PROBLEM -
Below are records. Transcribe exactly the lines from the one that contains "Serialize everything readable" through the last line, leaving any pictures out.

SOURCE DATA -
——
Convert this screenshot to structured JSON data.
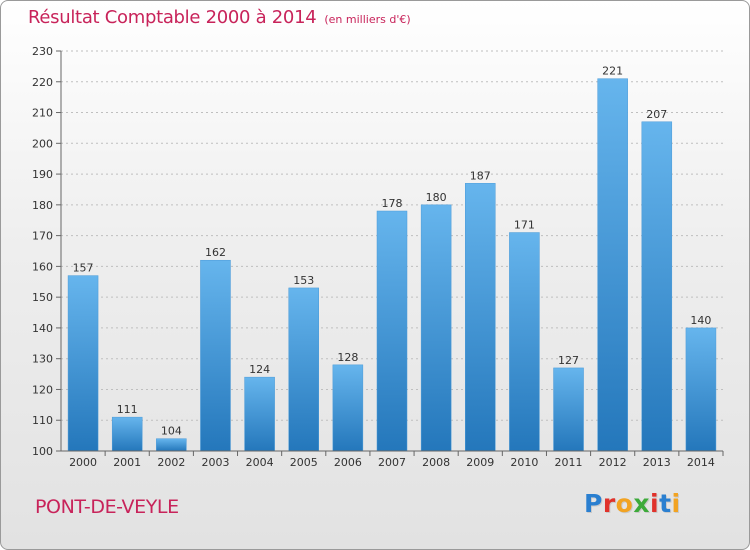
{
  "header": {
    "title": "Résultat Comptable 2000 à 2014",
    "unit": "(en milliers d'€)"
  },
  "footer": {
    "location": "PONT-DE-VEYLE",
    "brand": "Proxiti",
    "brand_colors": [
      "#2a7fd0",
      "#e0322b",
      "#f2a322",
      "#3daa3a",
      "#e0322b",
      "#2a7fd0",
      "#f2a322"
    ]
  },
  "colors": {
    "title": "#c8235a",
    "bar_light": "#66b5ed",
    "bar_dark": "#2477bb"
  },
  "chart_data": {
    "type": "bar",
    "title": "Résultat Comptable 2000 à 2014",
    "subtitle": "(en milliers d'€)",
    "categories": [
      "2000",
      "2001",
      "2002",
      "2003",
      "2004",
      "2005",
      "2006",
      "2007",
      "2008",
      "2009",
      "2010",
      "2011",
      "2012",
      "2013",
      "2014"
    ],
    "values": [
      157,
      111,
      104,
      162,
      124,
      153,
      128,
      178,
      180,
      187,
      171,
      127,
      221,
      207,
      140
    ],
    "ylim": [
      100,
      230
    ],
    "yticks": [
      100,
      110,
      120,
      130,
      140,
      150,
      160,
      170,
      180,
      190,
      200,
      210,
      220,
      230
    ],
    "grid": true,
    "data_labels": true
  }
}
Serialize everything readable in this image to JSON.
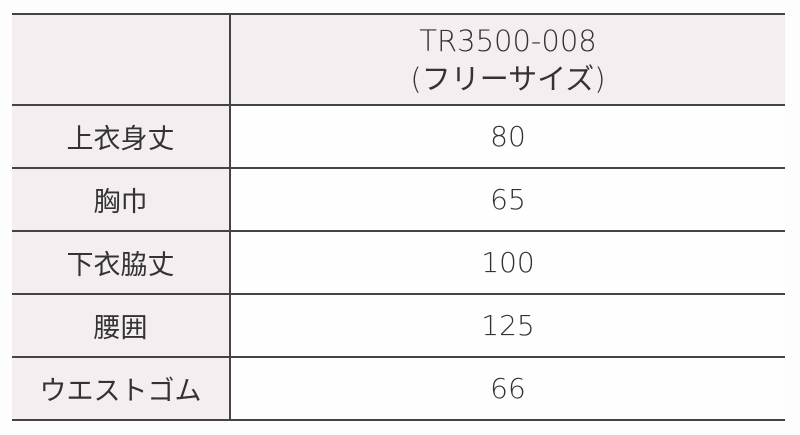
{
  "header": {
    "product_code": "TR3500-008",
    "size": "(フリーサイズ)"
  },
  "rows": [
    {
      "label": "上衣身丈",
      "value": "80"
    },
    {
      "label": "胸巾",
      "value": "65"
    },
    {
      "label": "下衣脇丈",
      "value": "100"
    },
    {
      "label": "腰囲",
      "value": "125"
    },
    {
      "label": "ウエストゴム",
      "value": "66"
    }
  ],
  "colors": {
    "label_bg": "#f5eef1",
    "border": "#444444",
    "text": "#333333"
  }
}
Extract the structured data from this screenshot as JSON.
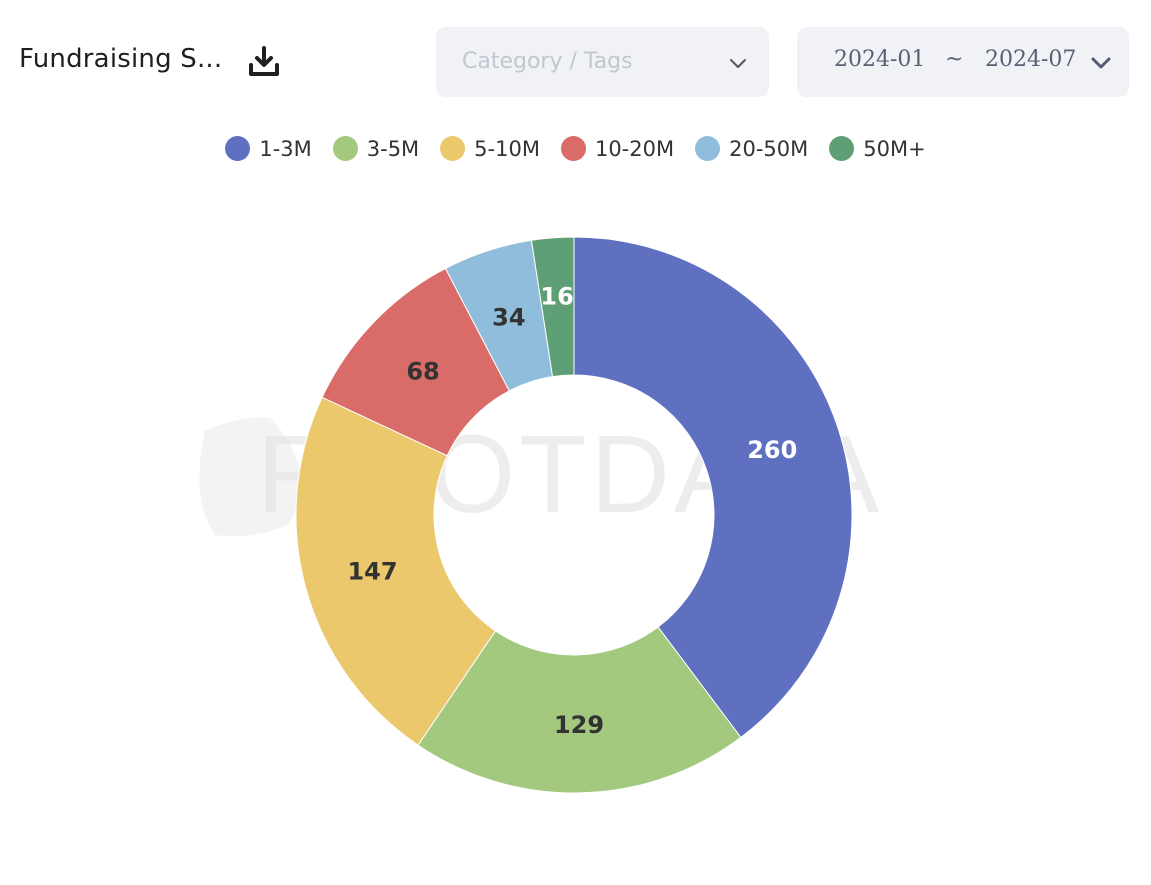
{
  "header": {
    "title": "Fundraising S...",
    "download_icon": "download-icon"
  },
  "filters": {
    "category_placeholder": "Category / Tags",
    "date_start": "2024-01",
    "date_separator": "~",
    "date_end": "2024-07"
  },
  "watermark": "ROOTDATA",
  "chart_data": {
    "type": "pie",
    "donut": true,
    "legend_position": "top-center",
    "categories": [
      "1-3M",
      "3-5M",
      "5-10M",
      "10-20M",
      "20-50M",
      "50M+"
    ],
    "values": [
      260,
      129,
      147,
      68,
      34,
      16
    ],
    "colors": [
      "#5f70c0",
      "#a2c97d",
      "#ecc86d",
      "#d96b68",
      "#8fbddb",
      "#5f9f75"
    ],
    "label_colors": [
      "#ffffff",
      "#333333",
      "#333333",
      "#333333",
      "#333333",
      "#ffffff"
    ]
  }
}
——
FULL SOLUTION -
Serialize everything readable in this image to JSON.
{
  "header": {
    "product_code": "TR3500-008",
    "size": "(フリーサイズ)"
  },
  "rows": [
    {
      "label": "上衣身丈",
      "value": "80"
    },
    {
      "label": "胸巾",
      "value": "65"
    },
    {
      "label": "下衣脇丈",
      "value": "100"
    },
    {
      "label": "腰囲",
      "value": "125"
    },
    {
      "label": "ウエストゴム",
      "value": "66"
    }
  ],
  "colors": {
    "label_bg": "#f5eef1",
    "border": "#444444",
    "text": "#333333"
  }
}
Extract the structured data from this screenshot as JSON.
{
  "header": {
    "title": "Fundraising S...",
    "download_icon": "download-icon"
  },
  "filters": {
    "category_placeholder": "Category / Tags",
    "date_start": "2024-01",
    "date_separator": "~",
    "date_end": "2024-07"
  },
  "watermark": "ROOTDATA",
  "chart_data": {
    "type": "pie",
    "donut": true,
    "legend_position": "top-center",
    "categories": [
      "1-3M",
      "3-5M",
      "5-10M",
      "10-20M",
      "20-50M",
      "50M+"
    ],
    "values": [
      260,
      129,
      147,
      68,
      34,
      16
    ],
    "colors": [
      "#5f70c0",
      "#a2c97d",
      "#ecc86d",
      "#d96b68",
      "#8fbddb",
      "#5f9f75"
    ],
    "label_colors": [
      "#ffffff",
      "#333333",
      "#333333",
      "#333333",
      "#333333",
      "#ffffff"
    ]
  }
}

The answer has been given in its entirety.